== Data

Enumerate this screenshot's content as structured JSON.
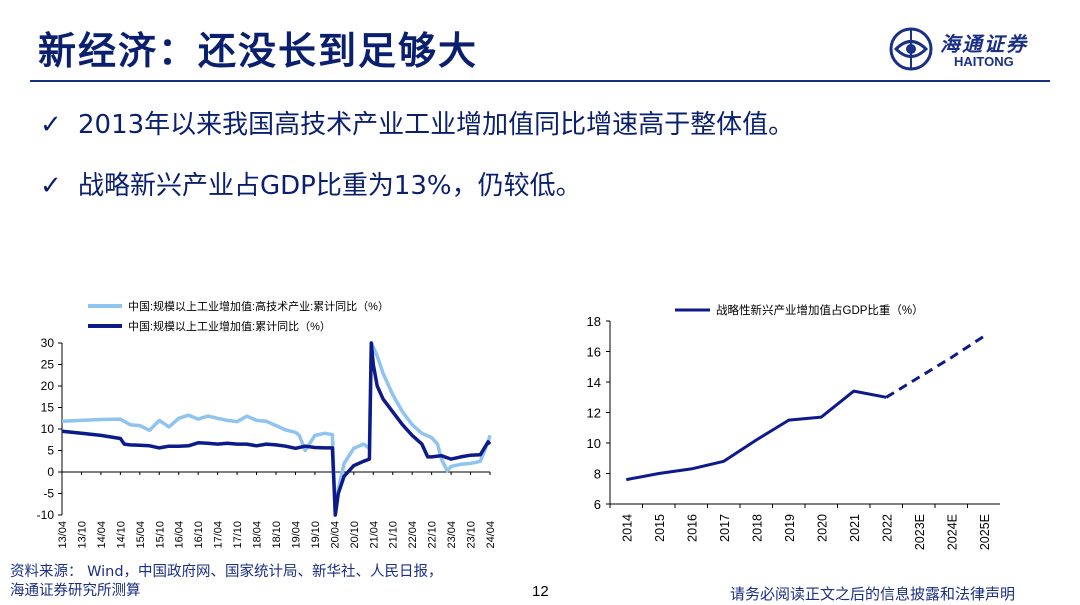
{
  "header": {
    "title": "新经济：还没长到足够大",
    "logo_cn": "海通证券",
    "logo_en": "HAITONG"
  },
  "colors": {
    "navy": "#1a2f86",
    "light_blue": "#8fc3f0",
    "dark_blue": "#0d1a8a"
  },
  "bullets": [
    {
      "check": "✓",
      "text": "2013年以来我国高技术产业工业增加值同比增速高于整体值。"
    },
    {
      "check": "✓",
      "text": "战略新兴产业占GDP比重为13%，仍较低。"
    }
  ],
  "footer": {
    "source_line1": "资料来源： Wind，中国政府网、国家统计局、新华社、人民日报，",
    "source_line2": "海通证券研究所测算",
    "page": "12",
    "disclaimer": "请务必阅读正文之后的信息披露和法律声明"
  },
  "chart_data": [
    {
      "type": "line",
      "legend_placement": "top",
      "ylim": [
        -10,
        30
      ],
      "yticks": [
        30,
        25,
        20,
        15,
        10,
        5,
        0,
        -5,
        -10
      ],
      "x_tick_labels": [
        "13/04",
        "13/10",
        "14/04",
        "14/10",
        "15/04",
        "15/10",
        "16/04",
        "16/10",
        "17/04",
        "17/10",
        "18/04",
        "18/10",
        "19/04",
        "19/10",
        "20/04",
        "20/10",
        "21/04",
        "21/10",
        "22/04",
        "22/10",
        "23/04",
        "23/10",
        "24/04"
      ],
      "series": [
        {
          "name": "中国:规模以上工业增加值:高技术产业:累计同比（%）",
          "color": "#8fc3f0",
          "x": [
            0,
            1,
            2,
            3,
            3.5,
            4,
            4.5,
            5,
            5.5,
            6,
            6.5,
            7,
            7.5,
            8,
            8.5,
            9,
            9.5,
            10,
            10.5,
            11,
            11.5,
            12,
            12.2,
            12.5,
            13,
            13.5,
            13.9,
            14.05,
            14.2,
            14.5,
            15,
            15.5,
            15.8,
            15.9,
            16,
            16.2,
            16.5,
            17,
            17.5,
            18,
            18.5,
            19,
            19.3,
            19.5,
            19.8,
            20,
            20.5,
            21,
            21.5,
            21.9,
            22
          ],
          "y": [
            11.8,
            12,
            12.2,
            12.3,
            11,
            10.8,
            9.7,
            12,
            10.5,
            12.5,
            13.2,
            12.3,
            13,
            12.5,
            12,
            11.7,
            13,
            12,
            11.8,
            10.8,
            9.8,
            9.2,
            8.5,
            5,
            8.5,
            9,
            8.7,
            -10,
            -4,
            2,
            5.5,
            6.5,
            5.5,
            30,
            29,
            27,
            23,
            18,
            14,
            11,
            9,
            8,
            6.5,
            3,
            0.3,
            1.3,
            1.8,
            2,
            2.5,
            7,
            8.5
          ]
        },
        {
          "name": "中国:规模以上工业增加值:累计同比（%）",
          "color": "#0d1a8a",
          "x": [
            0,
            1,
            2,
            3,
            3.2,
            3.5,
            4,
            4.5,
            5,
            5.5,
            6,
            6.5,
            7,
            7.5,
            8,
            8.5,
            9,
            9.5,
            10,
            10.5,
            11,
            11.5,
            12,
            12.5,
            13,
            13.5,
            13.9,
            14.05,
            14.2,
            14.5,
            15,
            15.5,
            15.8,
            15.9,
            16,
            16.2,
            16.5,
            17,
            17.5,
            18,
            18.5,
            18.8,
            19,
            19.5,
            20,
            20.5,
            21,
            21.5,
            21.9,
            22
          ],
          "y": [
            9.5,
            9,
            8.5,
            7.8,
            6.5,
            6.3,
            6.2,
            6.1,
            5.6,
            6,
            6,
            6.1,
            6.8,
            6.7,
            6.5,
            6.7,
            6.5,
            6.5,
            6.1,
            6.5,
            6.3,
            6,
            5.5,
            6,
            5.7,
            5.6,
            5.6,
            -10,
            -5,
            -1,
            1.5,
            2.5,
            3,
            30,
            25,
            20,
            17,
            14,
            11,
            8.5,
            6.5,
            3.5,
            3.5,
            3.8,
            3,
            3.5,
            3.9,
            4,
            7,
            6.5
          ]
        }
      ]
    },
    {
      "type": "line",
      "legend_placement": "top",
      "ylim": [
        6,
        18
      ],
      "yticks": [
        18,
        16,
        14,
        12,
        10,
        8,
        6
      ],
      "categories": [
        "2014",
        "2015",
        "2016",
        "2017",
        "2018",
        "2019",
        "2020",
        "2021",
        "2022",
        "2023E",
        "2024E",
        "2025E"
      ],
      "series": [
        {
          "name": "战略性新兴产业增加值占GDP比重（%）",
          "color": "#0d1a8a",
          "actual_through": "2022",
          "values": [
            7.6,
            8.0,
            8.3,
            8.8,
            10.2,
            11.5,
            11.7,
            13.4,
            13.0,
            14.3,
            15.6,
            17.0
          ]
        }
      ]
    }
  ]
}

====

**Problem**
Lines containing the word "text" must all be returned from the material above.

**Full answer**
      "text": "2013年以来我国高技术产业工业增加值同比增速高于整体值。"
      "text": "战略新兴产业占GDP比重为13%，仍较低。"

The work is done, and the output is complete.